• [Supplied entries]

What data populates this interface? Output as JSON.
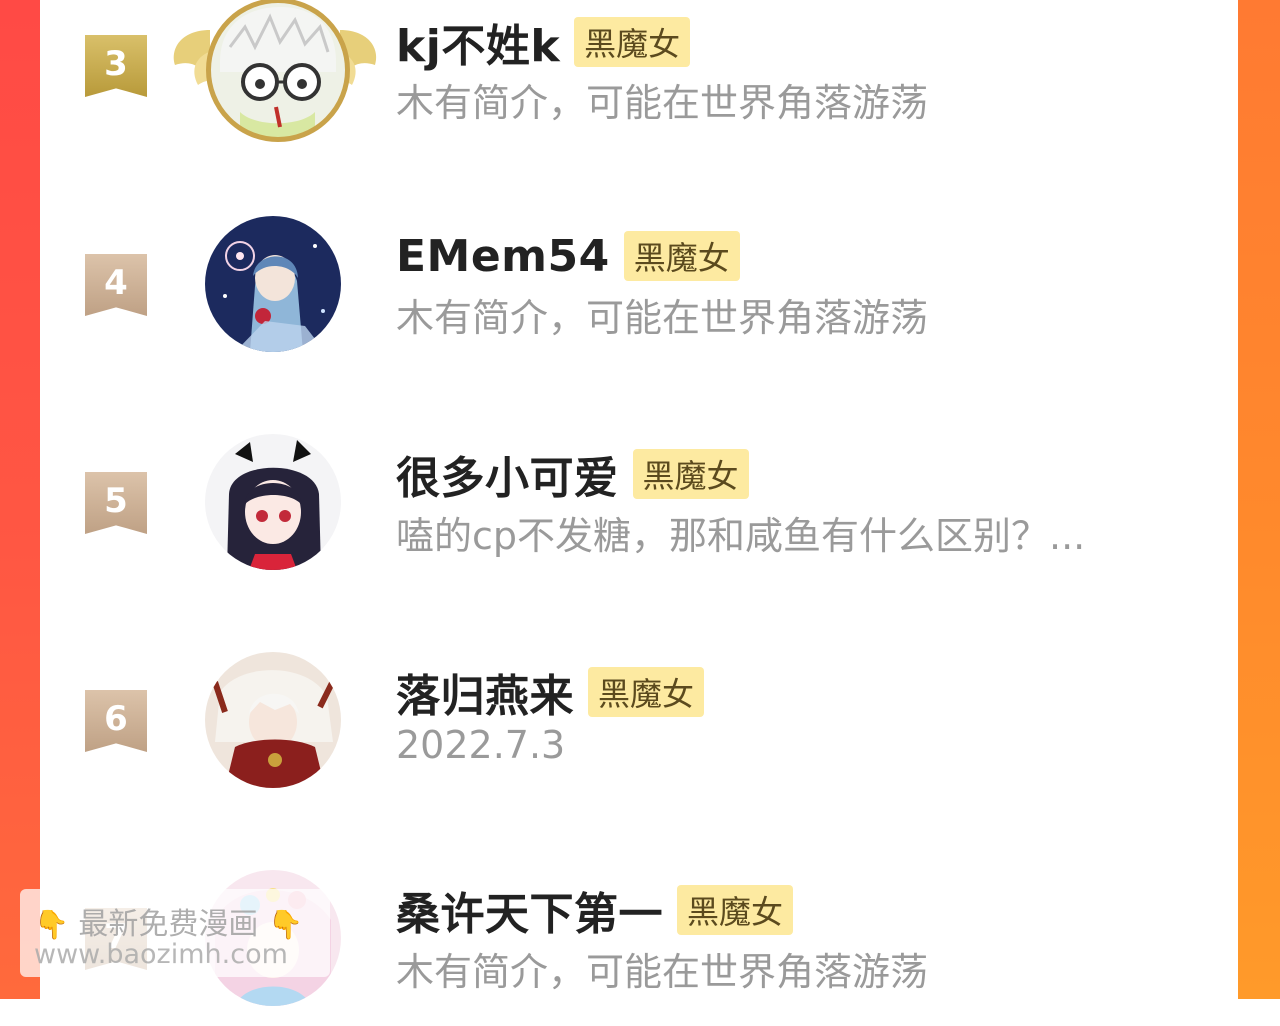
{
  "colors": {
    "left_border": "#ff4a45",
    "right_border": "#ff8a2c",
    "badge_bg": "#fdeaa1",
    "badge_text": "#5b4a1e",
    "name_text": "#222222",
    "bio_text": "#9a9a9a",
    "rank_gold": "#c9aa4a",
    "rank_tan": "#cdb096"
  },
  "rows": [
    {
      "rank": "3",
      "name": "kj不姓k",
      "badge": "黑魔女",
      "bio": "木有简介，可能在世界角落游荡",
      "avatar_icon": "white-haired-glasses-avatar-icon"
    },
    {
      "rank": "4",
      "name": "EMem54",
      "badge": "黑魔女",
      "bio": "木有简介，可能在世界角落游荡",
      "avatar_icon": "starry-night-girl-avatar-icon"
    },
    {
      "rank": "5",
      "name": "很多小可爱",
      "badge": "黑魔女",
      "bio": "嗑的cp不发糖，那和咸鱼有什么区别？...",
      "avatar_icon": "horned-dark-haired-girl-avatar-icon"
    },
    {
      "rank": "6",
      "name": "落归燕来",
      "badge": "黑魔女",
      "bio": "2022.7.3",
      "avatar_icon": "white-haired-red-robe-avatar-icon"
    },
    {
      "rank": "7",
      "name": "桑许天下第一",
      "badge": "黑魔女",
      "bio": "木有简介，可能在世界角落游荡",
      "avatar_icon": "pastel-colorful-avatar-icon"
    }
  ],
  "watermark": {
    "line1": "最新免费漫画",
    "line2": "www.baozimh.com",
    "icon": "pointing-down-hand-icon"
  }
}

• [Work to be completed]
Set the data above down again exactly as given, with no pictures.

• [Answer for the task]
What data populates this interface? Output as JSON.
{
  "colors": {
    "left_border": "#ff4a45",
    "right_border": "#ff8a2c",
    "badge_bg": "#fdeaa1",
    "badge_text": "#5b4a1e",
    "name_text": "#222222",
    "bio_text": "#9a9a9a",
    "rank_gold": "#c9aa4a",
    "rank_tan": "#cdb096"
  },
  "rows": [
    {
      "rank": "3",
      "name": "kj不姓k",
      "badge": "黑魔女",
      "bio": "木有简介，可能在世界角落游荡",
      "avatar_icon": "white-haired-glasses-avatar-icon"
    },
    {
      "rank": "4",
      "name": "EMem54",
      "badge": "黑魔女",
      "bio": "木有简介，可能在世界角落游荡",
      "avatar_icon": "starry-night-girl-avatar-icon"
    },
    {
      "rank": "5",
      "name": "很多小可爱",
      "badge": "黑魔女",
      "bio": "嗑的cp不发糖，那和咸鱼有什么区别？...",
      "avatar_icon": "horned-dark-haired-girl-avatar-icon"
    },
    {
      "rank": "6",
      "name": "落归燕来",
      "badge": "黑魔女",
      "bio": "2022.7.3",
      "avatar_icon": "white-haired-red-robe-avatar-icon"
    },
    {
      "rank": "7",
      "name": "桑许天下第一",
      "badge": "黑魔女",
      "bio": "木有简介，可能在世界角落游荡",
      "avatar_icon": "pastel-colorful-avatar-icon"
    }
  ],
  "watermark": {
    "line1": "最新免费漫画",
    "line2": "www.baozimh.com",
    "icon": "pointing-down-hand-icon"
  }
}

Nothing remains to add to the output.